*WORK INSTRUCTIONS*
Copy out all of the data exactly as it appears.

[Data records]
□ □ □ □ □ □ □

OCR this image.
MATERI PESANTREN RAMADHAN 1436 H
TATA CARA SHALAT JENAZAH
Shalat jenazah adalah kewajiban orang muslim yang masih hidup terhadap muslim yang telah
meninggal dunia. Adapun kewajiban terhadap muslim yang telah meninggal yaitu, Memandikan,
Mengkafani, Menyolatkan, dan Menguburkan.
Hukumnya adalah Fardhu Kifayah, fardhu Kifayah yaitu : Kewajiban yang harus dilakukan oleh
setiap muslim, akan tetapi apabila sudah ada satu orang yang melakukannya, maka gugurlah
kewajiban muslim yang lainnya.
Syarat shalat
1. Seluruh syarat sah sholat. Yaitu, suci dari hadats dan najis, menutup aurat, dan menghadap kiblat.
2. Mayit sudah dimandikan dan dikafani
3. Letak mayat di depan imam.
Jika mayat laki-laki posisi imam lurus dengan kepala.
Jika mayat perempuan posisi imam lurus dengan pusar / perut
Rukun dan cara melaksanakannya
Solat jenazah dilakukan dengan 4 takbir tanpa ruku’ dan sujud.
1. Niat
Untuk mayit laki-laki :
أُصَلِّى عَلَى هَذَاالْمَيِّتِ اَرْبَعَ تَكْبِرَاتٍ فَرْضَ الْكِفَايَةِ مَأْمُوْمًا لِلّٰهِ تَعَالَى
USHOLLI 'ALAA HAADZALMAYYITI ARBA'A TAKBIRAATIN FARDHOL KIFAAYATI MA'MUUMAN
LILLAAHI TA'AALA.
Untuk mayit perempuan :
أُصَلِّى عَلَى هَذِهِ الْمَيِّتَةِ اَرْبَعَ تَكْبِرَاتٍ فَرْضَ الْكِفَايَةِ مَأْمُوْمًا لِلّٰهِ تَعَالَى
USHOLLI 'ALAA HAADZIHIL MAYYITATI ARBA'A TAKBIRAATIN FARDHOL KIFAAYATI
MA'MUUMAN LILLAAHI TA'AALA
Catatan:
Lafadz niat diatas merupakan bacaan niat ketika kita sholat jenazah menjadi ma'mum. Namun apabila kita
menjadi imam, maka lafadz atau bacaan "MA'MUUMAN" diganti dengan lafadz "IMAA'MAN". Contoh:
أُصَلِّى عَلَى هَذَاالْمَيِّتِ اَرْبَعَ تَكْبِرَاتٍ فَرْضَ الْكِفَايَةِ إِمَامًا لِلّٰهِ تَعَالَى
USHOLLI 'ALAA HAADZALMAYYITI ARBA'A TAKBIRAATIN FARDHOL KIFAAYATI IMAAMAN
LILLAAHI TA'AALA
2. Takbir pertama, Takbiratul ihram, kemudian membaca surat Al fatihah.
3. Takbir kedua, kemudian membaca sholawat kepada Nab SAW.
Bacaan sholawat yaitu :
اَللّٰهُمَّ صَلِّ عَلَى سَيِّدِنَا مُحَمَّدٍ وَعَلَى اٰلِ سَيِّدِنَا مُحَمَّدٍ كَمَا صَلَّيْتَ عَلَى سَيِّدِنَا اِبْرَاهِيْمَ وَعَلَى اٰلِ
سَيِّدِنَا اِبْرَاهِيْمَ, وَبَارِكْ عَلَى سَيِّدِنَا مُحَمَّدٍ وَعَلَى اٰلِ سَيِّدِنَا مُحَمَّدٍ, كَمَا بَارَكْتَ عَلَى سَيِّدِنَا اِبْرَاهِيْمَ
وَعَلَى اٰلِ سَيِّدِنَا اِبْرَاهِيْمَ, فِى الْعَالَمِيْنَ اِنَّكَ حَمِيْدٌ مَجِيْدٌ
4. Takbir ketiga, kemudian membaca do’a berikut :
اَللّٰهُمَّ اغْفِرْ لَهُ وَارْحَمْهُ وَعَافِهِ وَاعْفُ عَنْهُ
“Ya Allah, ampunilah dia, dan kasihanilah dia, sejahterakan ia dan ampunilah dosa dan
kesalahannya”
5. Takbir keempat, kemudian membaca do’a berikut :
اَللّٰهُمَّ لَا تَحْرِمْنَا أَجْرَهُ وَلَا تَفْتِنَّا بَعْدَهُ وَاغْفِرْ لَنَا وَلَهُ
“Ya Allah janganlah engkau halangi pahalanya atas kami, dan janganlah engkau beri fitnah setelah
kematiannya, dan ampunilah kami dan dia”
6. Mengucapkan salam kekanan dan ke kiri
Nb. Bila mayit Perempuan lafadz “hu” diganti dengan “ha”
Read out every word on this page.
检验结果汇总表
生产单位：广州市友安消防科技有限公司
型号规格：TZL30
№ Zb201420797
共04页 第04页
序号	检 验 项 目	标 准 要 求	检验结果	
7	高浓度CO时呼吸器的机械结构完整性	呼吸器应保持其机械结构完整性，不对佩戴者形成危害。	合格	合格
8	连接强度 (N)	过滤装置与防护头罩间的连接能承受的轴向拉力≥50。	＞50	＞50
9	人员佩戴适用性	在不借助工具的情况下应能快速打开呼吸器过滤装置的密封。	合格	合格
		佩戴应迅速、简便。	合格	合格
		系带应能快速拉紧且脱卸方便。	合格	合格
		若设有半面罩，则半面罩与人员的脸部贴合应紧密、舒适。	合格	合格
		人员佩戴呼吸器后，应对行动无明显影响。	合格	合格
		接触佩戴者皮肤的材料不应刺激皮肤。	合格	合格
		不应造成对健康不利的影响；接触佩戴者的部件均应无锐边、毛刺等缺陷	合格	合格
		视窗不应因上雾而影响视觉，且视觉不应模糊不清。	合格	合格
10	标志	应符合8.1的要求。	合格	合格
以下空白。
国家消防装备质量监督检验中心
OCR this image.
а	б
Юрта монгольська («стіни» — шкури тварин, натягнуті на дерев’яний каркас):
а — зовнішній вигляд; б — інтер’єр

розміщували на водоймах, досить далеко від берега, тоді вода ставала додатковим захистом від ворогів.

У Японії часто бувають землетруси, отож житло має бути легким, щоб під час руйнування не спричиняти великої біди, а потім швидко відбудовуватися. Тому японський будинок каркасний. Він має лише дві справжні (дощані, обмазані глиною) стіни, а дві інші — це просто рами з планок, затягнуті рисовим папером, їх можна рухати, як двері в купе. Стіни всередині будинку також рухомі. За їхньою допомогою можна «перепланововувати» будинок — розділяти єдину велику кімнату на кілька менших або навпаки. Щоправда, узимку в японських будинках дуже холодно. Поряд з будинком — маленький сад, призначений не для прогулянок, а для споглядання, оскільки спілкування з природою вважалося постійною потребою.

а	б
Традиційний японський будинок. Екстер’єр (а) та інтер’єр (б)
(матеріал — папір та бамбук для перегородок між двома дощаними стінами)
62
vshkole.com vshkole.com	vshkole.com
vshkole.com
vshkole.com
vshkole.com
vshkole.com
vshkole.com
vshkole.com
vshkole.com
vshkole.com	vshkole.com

□ □ □ □ □ □ □

*CORRECT RESPONSE*
OCR this image.
MATERI PESANTREN RAMADHAN 1436 H
TATA CARA SHALAT JENAZAH
Shalat jenazah adalah kewajiban orang muslim yang masih hidup terhadap muslim yang telah
meninggal dunia. Adapun kewajiban terhadap muslim yang telah meninggal yaitu, Memandikan,
Mengkafani, Menyolatkan, dan Menguburkan.
Hukumnya adalah Fardhu Kifayah, fardhu Kifayah yaitu : Kewajiban yang harus dilakukan oleh
setiap muslim, akan tetapi apabila sudah ada satu orang yang melakukannya, maka gugurlah
kewajiban muslim yang lainnya.
Syarat shalat
1. Seluruh syarat sah sholat. Yaitu, suci dari hadats dan najis, menutup aurat, dan menghadap kiblat.
2. Mayit sudah dimandikan dan dikafani
3. Letak mayat di depan imam.
Jika mayat laki-laki posisi imam lurus dengan kepala.
Jika mayat perempuan posisi imam lurus dengan pusar / perut
Rukun dan cara melaksanakannya
Solat jenazah dilakukan dengan 4 takbir tanpa ruku’ dan sujud.
1. Niat
Untuk mayit laki-laki :
أُصَلِّى عَلَى هَذَاالْمَيِّتِ اَرْبَعَ تَكْبِرَاتٍ فَرْضَ الْكِفَايَةِ مَأْمُوْمًا لِلّٰهِ تَعَالَى
USHOLLI 'ALAA HAADZALMAYYITI ARBA'A TAKBIRAATIN FARDHOL KIFAAYATI MA'MUUMAN
LILLAAHI TA'AALA.
Untuk mayit perempuan :
أُصَلِّى عَلَى هَذِهِ الْمَيِّتَةِ اَرْبَعَ تَكْبِرَاتٍ فَرْضَ الْكِفَايَةِ مَأْمُوْمًا لِلّٰهِ تَعَالَى
USHOLLI 'ALAA HAADZIHIL MAYYITATI ARBA'A TAKBIRAATIN FARDHOL KIFAAYATI
MA'MUUMAN LILLAAHI TA'AALA
Catatan:
Lafadz niat diatas merupakan bacaan niat ketika kita sholat jenazah menjadi ma'mum. Namun apabila kita
menjadi imam, maka lafadz atau bacaan "MA'MUUMAN" diganti dengan lafadz "IMAA'MAN". Contoh:
أُصَلِّى عَلَى هَذَاالْمَيِّتِ اَرْبَعَ تَكْبِرَاتٍ فَرْضَ الْكِفَايَةِ إِمَامًا لِلّٰهِ تَعَالَى
USHOLLI 'ALAA HAADZALMAYYITI ARBA'A TAKBIRAATIN FARDHOL KIFAAYATI IMAAMAN
LILLAAHI TA'AALA
2. Takbir pertama, Takbiratul ihram, kemudian membaca surat Al fatihah.
3. Takbir kedua, kemudian membaca sholawat kepada Nab SAW.
Bacaan sholawat yaitu :
اَللّٰهُمَّ صَلِّ عَلَى سَيِّدِنَا مُحَمَّدٍ وَعَلَى اٰلِ سَيِّدِنَا مُحَمَّدٍ كَمَا صَلَّيْتَ عَلَى سَيِّدِنَا اِبْرَاهِيْمَ وَعَلَى اٰلِ
سَيِّدِنَا اِبْرَاهِيْمَ, وَبَارِكْ عَلَى سَيِّدِنَا مُحَمَّدٍ وَعَلَى اٰلِ سَيِّدِنَا مُحَمَّدٍ, كَمَا بَارَكْتَ عَلَى سَيِّدِنَا اِبْرَاهِيْمَ
وَعَلَى اٰلِ سَيِّدِنَا اِبْرَاهِيْمَ, فِى الْعَالَمِيْنَ اِنَّكَ حَمِيْدٌ مَجِيْدٌ
4. Takbir ketiga, kemudian membaca do’a berikut :
اَللّٰهُمَّ اغْفِرْ لَهُ وَارْحَمْهُ وَعَافِهِ وَاعْفُ عَنْهُ
“Ya Allah, ampunilah dia, dan kasihanilah dia, sejahterakan ia dan ampunilah dosa dan
kesalahannya”
5. Takbir keempat, kemudian membaca do’a berikut :
اَللّٰهُمَّ لَا تَحْرِمْنَا أَجْرَهُ وَلَا تَفْتِنَّا بَعْدَهُ وَاغْفِرْ لَنَا وَلَهُ
“Ya Allah janganlah engkau halangi pahalanya atas kami, dan janganlah engkau beri fitnah setelah
kematiannya, dan ampunilah kami dan dia”
6. Mengucapkan salam kekanan dan ke kiri
Nb. Bila mayit Perempuan lafadz “hu” diganti dengan “ha”
Read out every word on this page.
检验结果汇总表
生产单位：广州市友安消防科技有限公司
型号规格：TZL30
№ Zb201420797
共04页 第04页
序号	检 验 项 目	标 准 要 求	检验结果	
7	高浓度CO时呼吸器的机械结构完整性	呼吸器应保持其机械结构完整性，不对佩戴者形成危害。	合格	合格
8	连接强度 (N)	过滤装置与防护头罩间的连接能承受的轴向拉力≥50。	＞50	＞50
9	人员佩戴适用性	在不借助工具的情况下应能快速打开呼吸器过滤装置的密封。	合格	合格
		佩戴应迅速、简便。	合格	合格
		系带应能快速拉紧且脱卸方便。	合格	合格
		若设有半面罩，则半面罩与人员的脸部贴合应紧密、舒适。	合格	合格
		人员佩戴呼吸器后，应对行动无明显影响。	合格	合格
		接触佩戴者皮肤的材料不应刺激皮肤。	合格	合格
		不应造成对健康不利的影响；接触佩戴者的部件均应无锐边、毛刺等缺陷	合格	合格
		视窗不应因上雾而影响视觉，且视觉不应模糊不清。	合格	合格
10	标志	应符合8.1的要求。	合格	合格
以下空白。
国家消防装备质量监督检验中心
OCR this image.
а	б
Юрта монгольська («стіни» — шкури тварин, натягнуті на дерев’яний каркас):
а — зовнішній вигляд; б — інтер’єр

розміщували на водоймах, досить далеко від берега, тоді вода ставала додатковим захистом від ворогів.

У Японії часто бувають землетруси, отож житло має бути легким, щоб під час руйнування не спричиняти великої біди, а потім швидко відбудовуватися. Тому японський будинок каркасний. Він має лише дві справжні (дощані, обмазані глиною) стіни, а дві інші — це просто рами з планок, затягнуті рисовим папером, їх можна рухати, як двері в купе. Стіни всередині будинку також рухомі. За їхньою допомогою можна «перепланововувати» будинок — розділяти єдину велику кімнату на кілька менших або навпаки. Щоправда, узимку в японських будинках дуже холодно. Поряд з будинком — маленький сад, призначений не для прогулянок, а для споглядання, оскільки спілкування з природою вважалося постійною потребою.

а	б
Традиційний японський будинок. Екстер’єр (а) та інтер’єр (б)
(матеріал — папір та бамбук для перегородок між двома дощаними стінами)
62
vshkole.com vshkole.com	vshkole.com
vshkole.com
vshkole.com
vshkole.com
vshkole.com
vshkole.com
vshkole.com
vshkole.com
vshkole.com	vshkole.com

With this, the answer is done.